What this task involves: Seek out every line containing the word "outliers", and copy each.

Information supplied:
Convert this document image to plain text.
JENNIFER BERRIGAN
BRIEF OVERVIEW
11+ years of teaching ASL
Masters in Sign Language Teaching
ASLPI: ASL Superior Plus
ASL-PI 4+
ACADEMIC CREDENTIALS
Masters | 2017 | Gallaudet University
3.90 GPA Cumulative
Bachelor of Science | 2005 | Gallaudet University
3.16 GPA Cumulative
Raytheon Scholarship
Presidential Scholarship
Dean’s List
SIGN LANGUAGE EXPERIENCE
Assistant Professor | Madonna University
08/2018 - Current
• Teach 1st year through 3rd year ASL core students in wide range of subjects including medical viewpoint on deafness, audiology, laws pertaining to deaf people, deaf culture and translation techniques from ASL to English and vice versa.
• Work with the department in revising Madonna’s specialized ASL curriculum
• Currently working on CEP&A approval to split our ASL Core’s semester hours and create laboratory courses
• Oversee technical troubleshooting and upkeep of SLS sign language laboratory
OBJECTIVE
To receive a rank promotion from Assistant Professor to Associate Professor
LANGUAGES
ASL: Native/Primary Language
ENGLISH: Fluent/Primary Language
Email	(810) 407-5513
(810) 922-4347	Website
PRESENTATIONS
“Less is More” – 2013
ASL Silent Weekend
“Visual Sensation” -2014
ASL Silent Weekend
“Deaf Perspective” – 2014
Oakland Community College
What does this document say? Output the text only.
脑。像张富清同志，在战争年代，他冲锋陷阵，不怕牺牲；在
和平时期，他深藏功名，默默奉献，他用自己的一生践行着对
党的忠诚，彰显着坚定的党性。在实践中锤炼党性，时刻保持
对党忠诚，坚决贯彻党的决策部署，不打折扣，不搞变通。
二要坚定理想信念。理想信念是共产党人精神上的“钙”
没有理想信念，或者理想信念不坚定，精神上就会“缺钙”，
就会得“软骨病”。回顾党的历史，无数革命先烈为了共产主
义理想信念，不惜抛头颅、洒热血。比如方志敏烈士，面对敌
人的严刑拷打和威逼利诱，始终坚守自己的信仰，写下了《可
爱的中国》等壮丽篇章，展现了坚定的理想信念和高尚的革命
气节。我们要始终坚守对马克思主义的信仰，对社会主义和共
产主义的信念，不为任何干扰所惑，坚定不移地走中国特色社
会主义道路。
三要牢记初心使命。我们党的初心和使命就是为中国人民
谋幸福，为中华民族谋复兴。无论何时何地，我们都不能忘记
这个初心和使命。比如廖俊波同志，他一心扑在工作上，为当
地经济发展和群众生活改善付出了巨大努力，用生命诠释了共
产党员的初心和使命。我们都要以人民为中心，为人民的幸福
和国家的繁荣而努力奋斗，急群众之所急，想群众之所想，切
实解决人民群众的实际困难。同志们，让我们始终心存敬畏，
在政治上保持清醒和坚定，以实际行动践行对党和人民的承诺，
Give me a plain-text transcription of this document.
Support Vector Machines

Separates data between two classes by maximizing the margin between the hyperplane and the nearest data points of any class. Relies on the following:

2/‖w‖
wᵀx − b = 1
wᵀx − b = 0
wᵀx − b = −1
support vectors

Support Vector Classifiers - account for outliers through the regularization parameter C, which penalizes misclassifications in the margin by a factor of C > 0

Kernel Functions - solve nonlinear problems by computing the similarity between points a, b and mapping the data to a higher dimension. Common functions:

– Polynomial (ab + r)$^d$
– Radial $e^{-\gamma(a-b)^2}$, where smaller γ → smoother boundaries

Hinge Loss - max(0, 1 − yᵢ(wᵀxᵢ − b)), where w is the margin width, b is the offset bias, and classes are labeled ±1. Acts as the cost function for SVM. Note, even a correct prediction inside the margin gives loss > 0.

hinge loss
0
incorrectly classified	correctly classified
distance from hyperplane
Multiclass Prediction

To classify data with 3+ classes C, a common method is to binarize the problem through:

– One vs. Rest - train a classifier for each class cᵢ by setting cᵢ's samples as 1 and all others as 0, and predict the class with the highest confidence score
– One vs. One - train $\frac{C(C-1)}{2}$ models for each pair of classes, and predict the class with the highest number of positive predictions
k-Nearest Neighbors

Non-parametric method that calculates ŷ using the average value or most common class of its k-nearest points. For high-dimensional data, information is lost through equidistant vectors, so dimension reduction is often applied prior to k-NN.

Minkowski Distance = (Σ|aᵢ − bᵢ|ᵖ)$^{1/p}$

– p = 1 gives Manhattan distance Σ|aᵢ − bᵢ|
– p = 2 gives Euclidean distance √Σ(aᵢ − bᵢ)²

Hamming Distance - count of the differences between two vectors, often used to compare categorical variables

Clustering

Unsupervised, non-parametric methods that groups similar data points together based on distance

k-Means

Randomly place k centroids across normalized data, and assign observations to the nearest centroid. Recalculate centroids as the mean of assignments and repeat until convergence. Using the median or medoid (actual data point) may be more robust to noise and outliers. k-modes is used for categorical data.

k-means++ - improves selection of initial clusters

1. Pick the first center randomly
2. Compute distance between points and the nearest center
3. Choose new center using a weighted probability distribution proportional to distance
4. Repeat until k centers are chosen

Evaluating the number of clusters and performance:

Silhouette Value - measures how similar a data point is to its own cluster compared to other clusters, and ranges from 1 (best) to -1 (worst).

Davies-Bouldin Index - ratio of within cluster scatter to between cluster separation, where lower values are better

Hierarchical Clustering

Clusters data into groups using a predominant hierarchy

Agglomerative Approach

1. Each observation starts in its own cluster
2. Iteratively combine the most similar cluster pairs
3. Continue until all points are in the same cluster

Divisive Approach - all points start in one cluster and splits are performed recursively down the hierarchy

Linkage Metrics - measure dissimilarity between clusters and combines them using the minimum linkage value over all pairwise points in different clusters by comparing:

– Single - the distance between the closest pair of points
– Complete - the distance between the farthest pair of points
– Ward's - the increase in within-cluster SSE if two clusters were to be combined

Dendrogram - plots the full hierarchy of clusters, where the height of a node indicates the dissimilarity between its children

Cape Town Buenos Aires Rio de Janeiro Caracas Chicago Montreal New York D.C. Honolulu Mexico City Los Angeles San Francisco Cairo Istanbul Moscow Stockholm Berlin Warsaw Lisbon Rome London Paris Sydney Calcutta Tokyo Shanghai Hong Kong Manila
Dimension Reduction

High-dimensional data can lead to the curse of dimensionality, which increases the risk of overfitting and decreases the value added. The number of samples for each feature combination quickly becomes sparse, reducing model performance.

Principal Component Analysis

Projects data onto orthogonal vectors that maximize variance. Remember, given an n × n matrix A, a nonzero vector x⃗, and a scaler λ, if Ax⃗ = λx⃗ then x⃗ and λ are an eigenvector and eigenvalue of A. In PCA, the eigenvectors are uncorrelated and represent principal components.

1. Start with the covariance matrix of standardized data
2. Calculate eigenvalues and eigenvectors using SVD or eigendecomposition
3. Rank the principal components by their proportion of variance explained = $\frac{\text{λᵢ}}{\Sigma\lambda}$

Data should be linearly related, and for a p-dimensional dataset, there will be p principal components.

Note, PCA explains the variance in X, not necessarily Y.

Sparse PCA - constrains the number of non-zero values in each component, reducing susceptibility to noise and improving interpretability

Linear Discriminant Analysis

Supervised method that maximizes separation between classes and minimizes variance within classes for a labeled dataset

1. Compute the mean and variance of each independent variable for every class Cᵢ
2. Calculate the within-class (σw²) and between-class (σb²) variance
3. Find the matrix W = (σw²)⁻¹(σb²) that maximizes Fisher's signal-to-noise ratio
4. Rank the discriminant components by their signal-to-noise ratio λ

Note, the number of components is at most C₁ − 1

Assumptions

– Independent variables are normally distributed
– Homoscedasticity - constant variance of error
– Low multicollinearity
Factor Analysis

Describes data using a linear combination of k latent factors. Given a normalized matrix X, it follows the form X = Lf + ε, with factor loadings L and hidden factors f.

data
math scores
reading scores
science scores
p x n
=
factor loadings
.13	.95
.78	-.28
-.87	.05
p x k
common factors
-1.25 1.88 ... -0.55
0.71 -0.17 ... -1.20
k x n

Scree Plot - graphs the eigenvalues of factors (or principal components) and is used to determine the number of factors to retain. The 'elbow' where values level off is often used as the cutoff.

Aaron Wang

Answer to the problem:
Support Vector Classifiers - account for outliers through the regularization parameter C, which penalizes misclassifications in the margin by a factor of C > 0
Randomly place k centroids across normalized data, and assign observations to the nearest centroid. Recalculate centroids as the mean of assignments and repeat until convergence. Using the median or medoid (actual data point) may be more robust to noise and outliers. k-modes is used for categorical data.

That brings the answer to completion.